[Records from a data collection]
-------
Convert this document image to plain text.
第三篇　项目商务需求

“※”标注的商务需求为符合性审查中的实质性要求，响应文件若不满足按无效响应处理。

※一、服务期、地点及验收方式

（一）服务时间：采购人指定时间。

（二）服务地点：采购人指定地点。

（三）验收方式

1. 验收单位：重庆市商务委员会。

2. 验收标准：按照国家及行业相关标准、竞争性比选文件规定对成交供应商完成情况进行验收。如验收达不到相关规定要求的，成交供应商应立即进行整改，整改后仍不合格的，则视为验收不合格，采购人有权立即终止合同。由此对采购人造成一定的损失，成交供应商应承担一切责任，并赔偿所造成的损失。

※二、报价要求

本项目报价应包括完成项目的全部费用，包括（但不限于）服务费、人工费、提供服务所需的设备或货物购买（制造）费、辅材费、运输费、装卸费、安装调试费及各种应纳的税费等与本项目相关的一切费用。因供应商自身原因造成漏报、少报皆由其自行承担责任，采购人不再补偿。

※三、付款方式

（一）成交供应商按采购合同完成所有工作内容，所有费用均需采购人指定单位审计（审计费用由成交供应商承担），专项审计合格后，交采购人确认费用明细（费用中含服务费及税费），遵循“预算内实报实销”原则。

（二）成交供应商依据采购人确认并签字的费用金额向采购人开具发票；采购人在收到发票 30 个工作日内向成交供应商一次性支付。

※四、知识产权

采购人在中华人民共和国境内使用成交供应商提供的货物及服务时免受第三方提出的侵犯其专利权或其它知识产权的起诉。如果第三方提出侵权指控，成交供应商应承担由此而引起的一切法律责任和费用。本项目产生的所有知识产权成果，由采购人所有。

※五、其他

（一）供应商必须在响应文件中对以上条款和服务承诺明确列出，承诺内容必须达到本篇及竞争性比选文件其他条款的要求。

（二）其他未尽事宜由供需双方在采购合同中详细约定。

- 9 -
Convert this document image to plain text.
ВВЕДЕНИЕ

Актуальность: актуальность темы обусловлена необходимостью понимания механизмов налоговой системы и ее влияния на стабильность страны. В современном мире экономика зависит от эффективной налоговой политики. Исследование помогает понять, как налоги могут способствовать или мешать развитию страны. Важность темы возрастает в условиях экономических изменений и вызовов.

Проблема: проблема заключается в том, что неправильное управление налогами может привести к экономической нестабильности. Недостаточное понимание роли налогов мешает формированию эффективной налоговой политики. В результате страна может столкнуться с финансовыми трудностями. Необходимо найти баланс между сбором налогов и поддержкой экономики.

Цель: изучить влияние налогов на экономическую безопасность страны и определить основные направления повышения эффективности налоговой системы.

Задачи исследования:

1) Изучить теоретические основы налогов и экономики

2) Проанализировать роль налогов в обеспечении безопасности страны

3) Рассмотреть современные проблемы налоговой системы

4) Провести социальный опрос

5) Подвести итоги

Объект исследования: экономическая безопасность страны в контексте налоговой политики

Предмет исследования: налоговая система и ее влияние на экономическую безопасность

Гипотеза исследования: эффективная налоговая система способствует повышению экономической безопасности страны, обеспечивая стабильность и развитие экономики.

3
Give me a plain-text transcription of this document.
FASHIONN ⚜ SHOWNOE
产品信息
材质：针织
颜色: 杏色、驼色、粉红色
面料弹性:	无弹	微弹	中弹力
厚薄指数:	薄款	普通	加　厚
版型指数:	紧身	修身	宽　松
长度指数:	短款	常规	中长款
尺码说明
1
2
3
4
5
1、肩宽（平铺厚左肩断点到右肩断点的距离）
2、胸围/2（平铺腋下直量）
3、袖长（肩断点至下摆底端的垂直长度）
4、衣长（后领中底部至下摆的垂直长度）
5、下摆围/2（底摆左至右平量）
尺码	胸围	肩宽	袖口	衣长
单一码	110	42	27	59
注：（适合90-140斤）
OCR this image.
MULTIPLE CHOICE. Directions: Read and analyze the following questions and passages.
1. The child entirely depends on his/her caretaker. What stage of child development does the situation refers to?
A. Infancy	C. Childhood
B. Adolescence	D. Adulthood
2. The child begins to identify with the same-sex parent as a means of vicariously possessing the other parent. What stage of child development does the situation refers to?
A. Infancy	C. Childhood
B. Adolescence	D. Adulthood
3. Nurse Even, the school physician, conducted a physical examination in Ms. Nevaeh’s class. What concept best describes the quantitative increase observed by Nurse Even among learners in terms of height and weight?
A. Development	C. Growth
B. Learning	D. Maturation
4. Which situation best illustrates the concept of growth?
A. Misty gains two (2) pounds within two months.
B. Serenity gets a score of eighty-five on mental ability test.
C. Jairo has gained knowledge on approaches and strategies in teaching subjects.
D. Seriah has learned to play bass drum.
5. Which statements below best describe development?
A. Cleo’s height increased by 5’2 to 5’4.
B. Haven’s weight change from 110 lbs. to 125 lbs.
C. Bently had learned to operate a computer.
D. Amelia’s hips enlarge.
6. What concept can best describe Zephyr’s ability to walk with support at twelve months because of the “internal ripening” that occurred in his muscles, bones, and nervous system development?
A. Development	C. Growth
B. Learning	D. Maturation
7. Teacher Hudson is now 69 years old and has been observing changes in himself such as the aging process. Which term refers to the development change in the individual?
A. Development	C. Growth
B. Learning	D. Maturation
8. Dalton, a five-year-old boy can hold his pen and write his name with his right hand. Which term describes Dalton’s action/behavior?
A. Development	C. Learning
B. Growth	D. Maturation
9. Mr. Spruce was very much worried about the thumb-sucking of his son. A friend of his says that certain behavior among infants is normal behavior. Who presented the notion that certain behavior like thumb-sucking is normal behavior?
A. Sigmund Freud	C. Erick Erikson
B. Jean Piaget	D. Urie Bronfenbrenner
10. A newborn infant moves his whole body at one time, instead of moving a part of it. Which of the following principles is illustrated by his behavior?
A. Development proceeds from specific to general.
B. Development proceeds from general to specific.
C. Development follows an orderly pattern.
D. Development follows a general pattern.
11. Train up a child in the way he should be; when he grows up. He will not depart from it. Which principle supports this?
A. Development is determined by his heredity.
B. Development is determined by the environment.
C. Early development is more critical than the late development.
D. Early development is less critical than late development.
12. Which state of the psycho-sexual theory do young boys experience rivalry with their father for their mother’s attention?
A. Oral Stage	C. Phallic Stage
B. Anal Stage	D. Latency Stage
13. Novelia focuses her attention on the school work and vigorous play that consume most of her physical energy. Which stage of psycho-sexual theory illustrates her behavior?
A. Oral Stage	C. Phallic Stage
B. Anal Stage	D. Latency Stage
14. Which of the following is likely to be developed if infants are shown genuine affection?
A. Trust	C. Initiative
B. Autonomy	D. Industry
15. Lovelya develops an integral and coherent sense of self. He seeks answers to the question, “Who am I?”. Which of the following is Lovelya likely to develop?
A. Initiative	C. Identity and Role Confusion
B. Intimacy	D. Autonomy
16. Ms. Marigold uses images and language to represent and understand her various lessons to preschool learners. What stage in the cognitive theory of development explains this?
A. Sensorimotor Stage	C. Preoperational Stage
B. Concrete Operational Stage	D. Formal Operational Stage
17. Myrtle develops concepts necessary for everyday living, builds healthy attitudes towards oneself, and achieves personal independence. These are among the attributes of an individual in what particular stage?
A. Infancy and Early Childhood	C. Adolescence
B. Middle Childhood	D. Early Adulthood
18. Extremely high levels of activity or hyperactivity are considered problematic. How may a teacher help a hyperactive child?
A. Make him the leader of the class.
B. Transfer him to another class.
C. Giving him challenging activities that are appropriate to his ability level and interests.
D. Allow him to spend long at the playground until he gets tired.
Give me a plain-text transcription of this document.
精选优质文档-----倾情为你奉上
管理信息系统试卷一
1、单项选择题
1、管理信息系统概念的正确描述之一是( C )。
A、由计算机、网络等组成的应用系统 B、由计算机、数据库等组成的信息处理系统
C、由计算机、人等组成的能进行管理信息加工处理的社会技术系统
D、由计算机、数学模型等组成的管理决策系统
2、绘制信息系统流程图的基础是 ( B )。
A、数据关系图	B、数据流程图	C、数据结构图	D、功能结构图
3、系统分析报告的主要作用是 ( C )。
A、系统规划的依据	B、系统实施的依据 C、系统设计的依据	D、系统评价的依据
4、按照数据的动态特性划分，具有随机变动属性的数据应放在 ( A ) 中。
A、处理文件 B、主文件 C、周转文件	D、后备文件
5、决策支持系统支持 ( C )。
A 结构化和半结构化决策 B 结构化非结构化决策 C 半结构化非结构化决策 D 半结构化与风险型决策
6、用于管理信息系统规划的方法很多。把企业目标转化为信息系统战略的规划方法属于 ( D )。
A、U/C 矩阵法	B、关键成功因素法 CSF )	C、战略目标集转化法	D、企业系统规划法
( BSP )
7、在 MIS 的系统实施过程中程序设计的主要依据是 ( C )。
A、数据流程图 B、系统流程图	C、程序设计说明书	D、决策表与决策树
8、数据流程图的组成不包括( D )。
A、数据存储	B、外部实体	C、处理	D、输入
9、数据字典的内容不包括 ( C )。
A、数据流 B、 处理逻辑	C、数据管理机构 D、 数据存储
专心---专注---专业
-------
◆ **WRITTEN TASK**
Pull out and copy each line containing the string "безопасность".

◆ **RESPONSE**
Цель: изучить влияние налогов на экономическую безопасность страны и определить основные направления повышения эффективности налоговой системы.
Объект исследования: экономическая безопасность страны в контексте налоговой политики
Предмет исследования: налоговая система и ее влияние на экономическую безопасность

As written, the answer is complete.